◆ Stated problem
Please report every line from the material that contains the word "omnibus".

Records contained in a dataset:
◆ ◆ ◆ ◆ ◆

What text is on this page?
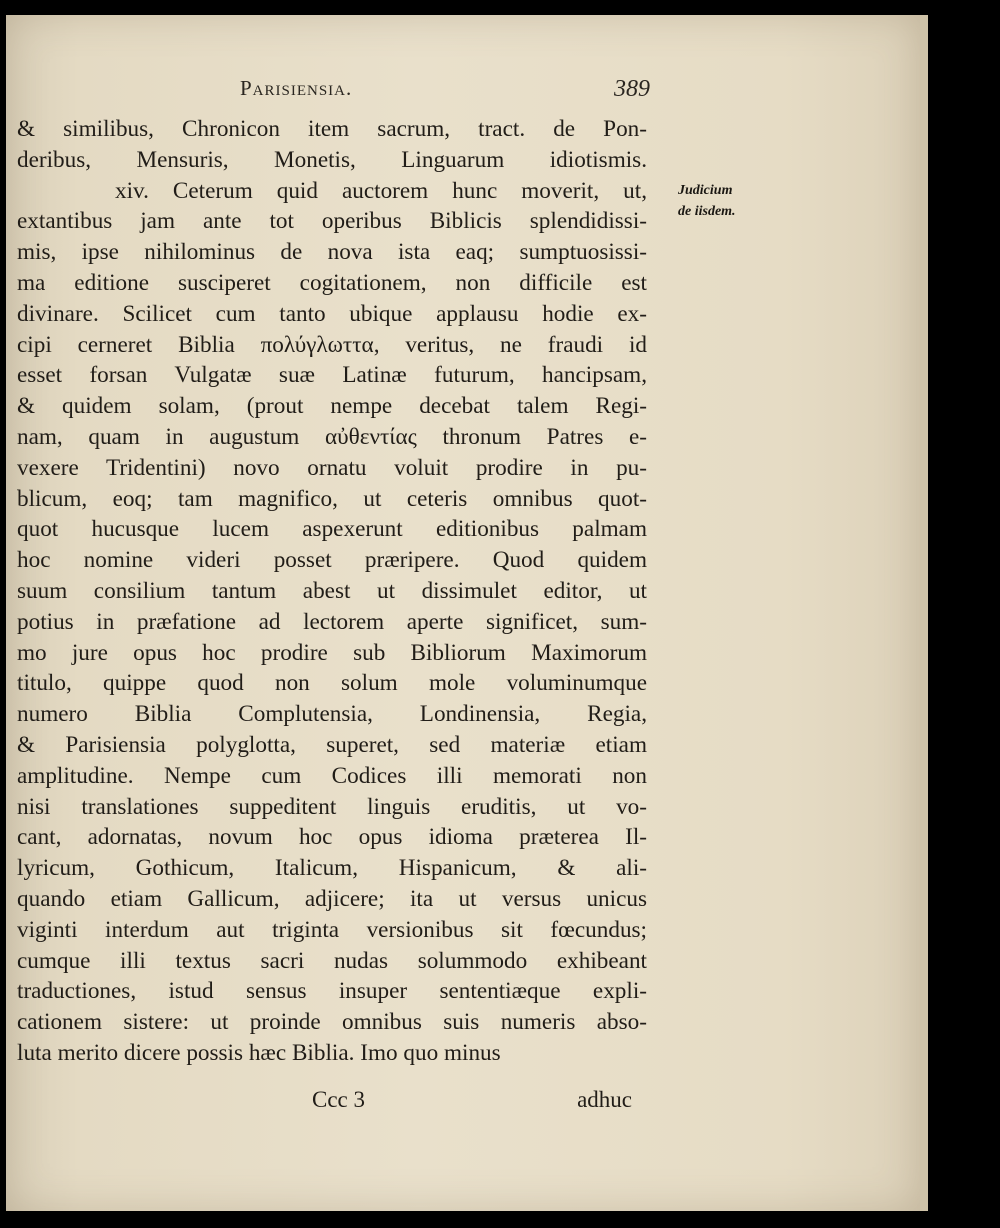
Parisiensia.	389
Judicium
de iisdem.
& similibus, Chronicon item sacrum, tract. de Pon-
deribus, Mensuris, Monetis, Linguarum idiotismis.
xiv. Ceterum quid auctorem hunc moverit, ut,
extantibus jam ante tot operibus Biblicis splendidissi-
mis, ipse nihilominus de nova ista eaq; sumptuosissi-
ma editione susciperet cogitationem, non difficile est
divinare. Scilicet cum tanto ubique applausu hodie ex-
cipi cerneret Biblia πολύγλωττα, veritus, ne fraudi id
esset forsan Vulgatæ suæ Latinæ futurum, hancipsam,
& quidem solam, (prout nempe decebat talem Regi-
nam, quam in augustum αὐθεντίας thronum Patres e-
vexere Tridentini) novo ornatu voluit prodire in pu-
blicum, eoq; tam magnifico, ut ceteris omnibus quot-
quot hucusque lucem aspexerunt editionibus palmam
hoc nomine videri posset præripere. Quod quidem
suum consilium tantum abest ut dissimulet editor, ut
potius in præfatione ad lectorem aperte significet, sum-
mo jure opus hoc prodire sub Bibliorum Maximorum
titulo, quippe quod non solum mole voluminumque
numero Biblia Complutensia, Londinensia, Regia,
& Parisiensia polyglotta, superet, sed materiæ etiam
amplitudine. Nempe cum Codices illi memorati non
nisi translationes suppeditent linguis eruditis, ut vo-
cant, adornatas, novum hoc opus idioma præterea Il-
lyricum, Gothicum, Italicum, Hispanicum, & ali-
quando etiam Gallicum, adjicere; ita ut versus unicus
viginti interdum aut triginta versionibus sit fœcundus;
cumque illi textus sacri nudas solummodo exhibeant
traductiones, istud sensus insuper sententiæque expli-
cationem sistere: ut proinde omnibus suis numeris abso-
luta merito dicere possis hæc Biblia. Imo quo minus
Ccc 3	adhuc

◆ ◆ ◆ ◆ ◆

◆ Exercise response
blicum, eoq; tam magnifico, ut ceteris omnibus quot-
cationem sistere: ut proinde omnibus suis numeris abso-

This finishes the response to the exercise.